[Data entries]
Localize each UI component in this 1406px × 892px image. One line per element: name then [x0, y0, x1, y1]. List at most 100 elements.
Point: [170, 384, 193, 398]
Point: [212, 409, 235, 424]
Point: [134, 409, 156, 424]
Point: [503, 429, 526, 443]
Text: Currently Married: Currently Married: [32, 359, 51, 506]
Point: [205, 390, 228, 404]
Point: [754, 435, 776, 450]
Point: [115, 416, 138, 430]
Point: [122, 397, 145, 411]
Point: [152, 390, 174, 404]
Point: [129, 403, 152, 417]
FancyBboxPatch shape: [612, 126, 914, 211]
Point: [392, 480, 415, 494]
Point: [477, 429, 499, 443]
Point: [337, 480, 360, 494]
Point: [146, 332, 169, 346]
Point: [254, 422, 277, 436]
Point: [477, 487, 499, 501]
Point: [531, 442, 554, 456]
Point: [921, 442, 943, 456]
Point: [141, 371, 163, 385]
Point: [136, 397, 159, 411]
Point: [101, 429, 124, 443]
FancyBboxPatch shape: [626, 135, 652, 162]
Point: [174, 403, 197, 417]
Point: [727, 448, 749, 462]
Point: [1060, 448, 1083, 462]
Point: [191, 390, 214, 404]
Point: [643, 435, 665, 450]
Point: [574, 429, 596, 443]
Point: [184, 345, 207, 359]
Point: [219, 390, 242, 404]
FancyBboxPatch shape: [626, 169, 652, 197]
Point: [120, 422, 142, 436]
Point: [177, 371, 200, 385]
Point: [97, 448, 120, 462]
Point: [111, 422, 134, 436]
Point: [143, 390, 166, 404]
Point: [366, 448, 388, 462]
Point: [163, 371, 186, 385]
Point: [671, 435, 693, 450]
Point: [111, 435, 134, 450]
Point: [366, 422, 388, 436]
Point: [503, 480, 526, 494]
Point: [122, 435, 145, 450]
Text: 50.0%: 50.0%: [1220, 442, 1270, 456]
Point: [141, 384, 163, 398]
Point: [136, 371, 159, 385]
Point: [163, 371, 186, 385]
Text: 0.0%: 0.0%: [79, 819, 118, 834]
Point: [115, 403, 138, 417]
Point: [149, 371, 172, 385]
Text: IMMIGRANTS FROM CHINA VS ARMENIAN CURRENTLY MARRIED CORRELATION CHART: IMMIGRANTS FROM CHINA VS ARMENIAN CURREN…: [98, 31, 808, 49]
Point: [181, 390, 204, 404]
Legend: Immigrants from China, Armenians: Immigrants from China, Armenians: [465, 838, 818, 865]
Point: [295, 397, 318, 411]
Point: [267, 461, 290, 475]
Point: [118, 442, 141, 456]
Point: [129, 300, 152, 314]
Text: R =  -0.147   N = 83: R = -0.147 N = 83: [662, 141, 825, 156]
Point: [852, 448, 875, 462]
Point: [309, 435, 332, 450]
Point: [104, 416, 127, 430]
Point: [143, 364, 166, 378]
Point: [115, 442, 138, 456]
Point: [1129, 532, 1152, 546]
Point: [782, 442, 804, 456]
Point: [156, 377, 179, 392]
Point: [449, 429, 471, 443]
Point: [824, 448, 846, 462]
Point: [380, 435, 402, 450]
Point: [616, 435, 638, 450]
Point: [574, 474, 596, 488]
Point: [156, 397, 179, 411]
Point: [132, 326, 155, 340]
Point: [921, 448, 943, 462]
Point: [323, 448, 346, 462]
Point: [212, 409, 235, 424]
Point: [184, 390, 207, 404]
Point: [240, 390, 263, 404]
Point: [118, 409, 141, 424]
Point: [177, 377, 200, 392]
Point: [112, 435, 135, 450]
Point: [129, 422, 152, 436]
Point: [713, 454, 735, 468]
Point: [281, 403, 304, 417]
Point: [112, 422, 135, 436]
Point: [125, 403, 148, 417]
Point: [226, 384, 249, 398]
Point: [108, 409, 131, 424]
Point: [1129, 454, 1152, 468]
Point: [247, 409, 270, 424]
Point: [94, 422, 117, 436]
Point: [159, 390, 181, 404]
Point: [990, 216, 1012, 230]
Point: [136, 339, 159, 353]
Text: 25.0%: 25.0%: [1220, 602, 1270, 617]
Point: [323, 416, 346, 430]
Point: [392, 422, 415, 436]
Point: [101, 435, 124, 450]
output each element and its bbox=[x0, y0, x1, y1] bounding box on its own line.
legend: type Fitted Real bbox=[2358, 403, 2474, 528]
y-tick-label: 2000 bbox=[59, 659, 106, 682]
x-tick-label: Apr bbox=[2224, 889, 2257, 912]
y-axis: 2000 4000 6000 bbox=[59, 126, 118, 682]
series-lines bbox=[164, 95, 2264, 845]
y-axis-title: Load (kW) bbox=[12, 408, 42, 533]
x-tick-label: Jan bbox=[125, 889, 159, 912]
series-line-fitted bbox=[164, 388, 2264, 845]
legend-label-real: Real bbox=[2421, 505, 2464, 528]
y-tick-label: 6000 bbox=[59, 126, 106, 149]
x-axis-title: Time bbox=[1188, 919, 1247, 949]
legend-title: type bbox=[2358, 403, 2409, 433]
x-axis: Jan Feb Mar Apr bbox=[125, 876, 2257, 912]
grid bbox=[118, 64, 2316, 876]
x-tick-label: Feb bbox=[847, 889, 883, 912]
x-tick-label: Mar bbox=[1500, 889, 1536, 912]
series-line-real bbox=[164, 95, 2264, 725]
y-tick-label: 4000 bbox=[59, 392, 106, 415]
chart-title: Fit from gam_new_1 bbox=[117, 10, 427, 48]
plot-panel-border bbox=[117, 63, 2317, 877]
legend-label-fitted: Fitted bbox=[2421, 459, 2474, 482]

GIVEN TASK | Pull every line out of the entries above and reproduce each one without any change.

TASK ANSWER |
Localize each UI component in this 1406px × 892px image. One line per element: name then [x0, y0, x1, y1]. List at most 100 elements.
Point: [170, 384, 193, 398]
Point: [212, 409, 235, 424]
Point: [134, 409, 156, 424]
Point: [503, 429, 526, 443]
Text: Currently Married: Currently Married: [32, 359, 51, 506]
Point: [205, 390, 228, 404]
Point: [754, 435, 776, 450]
Point: [115, 416, 138, 430]
Point: [122, 397, 145, 411]
Point: [152, 390, 174, 404]
Point: [129, 403, 152, 417]
FancyBboxPatch shape: [612, 126, 914, 211]
Point: [392, 480, 415, 494]
Point: [477, 429, 499, 443]
Point: [337, 480, 360, 494]
Point: [146, 332, 169, 346]
Point: [254, 422, 277, 436]
Point: [477, 487, 499, 501]
Point: [531, 442, 554, 456]
Point: [921, 442, 943, 456]
Point: [141, 371, 163, 385]
Point: [136, 397, 159, 411]
Point: [101, 429, 124, 443]
FancyBboxPatch shape: [626, 135, 652, 162]
Point: [174, 403, 197, 417]
Point: [727, 448, 749, 462]
Point: [1060, 448, 1083, 462]
Point: [191, 390, 214, 404]
Point: [643, 435, 665, 450]
Point: [574, 429, 596, 443]
Point: [184, 345, 207, 359]
Point: [219, 390, 242, 404]
FancyBboxPatch shape: [626, 169, 652, 197]
Point: [120, 422, 142, 436]
Point: [177, 371, 200, 385]
Point: [97, 448, 120, 462]
Point: [111, 422, 134, 436]
Point: [143, 390, 166, 404]
Point: [366, 448, 388, 462]
Point: [163, 371, 186, 385]
Point: [671, 435, 693, 450]
Point: [111, 435, 134, 450]
Point: [366, 422, 388, 436]
Point: [503, 480, 526, 494]
Point: [122, 435, 145, 450]
Text: 50.0%: 50.0%: [1220, 442, 1270, 456]
Point: [141, 384, 163, 398]
Point: [136, 371, 159, 385]
Point: [163, 371, 186, 385]
Text: 0.0%: 0.0%: [79, 819, 118, 834]
Point: [115, 403, 138, 417]
Point: [149, 371, 172, 385]
Text: IMMIGRANTS FROM CHINA VS ARMENIAN CURRENTLY MARRIED CORRELATION CHART: IMMIGRANTS FROM CHINA VS ARMENIAN CURREN…: [98, 31, 808, 49]
Point: [181, 390, 204, 404]
Legend: Immigrants from China, Armenians: Immigrants from China, Armenians: [465, 838, 818, 865]
Point: [295, 397, 318, 411]
Point: [267, 461, 290, 475]
Point: [118, 442, 141, 456]
Point: [129, 300, 152, 314]
Text: R =  -0.147   N = 83: R = -0.147 N = 83: [662, 141, 825, 156]
Point: [852, 448, 875, 462]
Point: [309, 435, 332, 450]
Point: [104, 416, 127, 430]
Point: [143, 364, 166, 378]
Point: [115, 442, 138, 456]
Point: [1129, 532, 1152, 546]
Point: [782, 442, 804, 456]
Point: [156, 377, 179, 392]
Point: [449, 429, 471, 443]
Point: [824, 448, 846, 462]
Point: [380, 435, 402, 450]
Point: [616, 435, 638, 450]
Point: [574, 474, 596, 488]
Point: [156, 397, 179, 411]
Point: [132, 326, 155, 340]
Point: [921, 448, 943, 462]
Point: [323, 448, 346, 462]
Point: [212, 409, 235, 424]
Point: [184, 390, 207, 404]
Point: [240, 390, 263, 404]
Point: [118, 409, 141, 424]
Point: [177, 377, 200, 392]
Point: [112, 435, 135, 450]
Point: [129, 422, 152, 436]
Point: [713, 454, 735, 468]
Point: [281, 403, 304, 417]
Point: [112, 422, 135, 436]
Point: [125, 403, 148, 417]
Point: [226, 384, 249, 398]
Point: [108, 409, 131, 424]
Point: [1129, 454, 1152, 468]
Point: [247, 409, 270, 424]
Point: [94, 422, 117, 436]
Point: [159, 390, 181, 404]
Point: [990, 216, 1012, 230]
Point: [136, 339, 159, 353]
Text: 25.0%: 25.0%: [1220, 602, 1270, 617]
Point: [323, 416, 346, 430]
Point: [392, 422, 415, 436]
Point: [101, 435, 124, 450]
output each element and its bbox=[x0, y0, x1, y1] bounding box on its own line.
legend: type Fitted Real bbox=[2358, 403, 2474, 528]
y-tick-label: 2000 bbox=[59, 659, 106, 682]
x-tick-label: Apr bbox=[2224, 889, 2257, 912]
y-axis: 2000 4000 6000 bbox=[59, 126, 118, 682]
series-lines bbox=[164, 95, 2264, 845]
y-axis-title: Load (kW) bbox=[12, 408, 42, 533]
x-tick-label: Jan bbox=[125, 889, 159, 912]
series-line-fitted bbox=[164, 388, 2264, 845]
legend-label-real: Real bbox=[2421, 505, 2464, 528]
y-tick-label: 6000 bbox=[59, 126, 106, 149]
x-axis-title: Time bbox=[1188, 919, 1247, 949]
legend-title: type bbox=[2358, 403, 2409, 433]
x-axis: Jan Feb Mar Apr bbox=[125, 876, 2257, 912]
grid bbox=[118, 64, 2316, 876]
x-tick-label: Feb bbox=[847, 889, 883, 912]
x-tick-label: Mar bbox=[1500, 889, 1536, 912]
series-line-real bbox=[164, 95, 2264, 725]
y-tick-label: 4000 bbox=[59, 392, 106, 415]
chart-title: Fit from gam_new_1 bbox=[117, 10, 427, 48]
plot-panel-border bbox=[117, 63, 2317, 877]
legend-label-fitted: Fitted bbox=[2421, 459, 2474, 482]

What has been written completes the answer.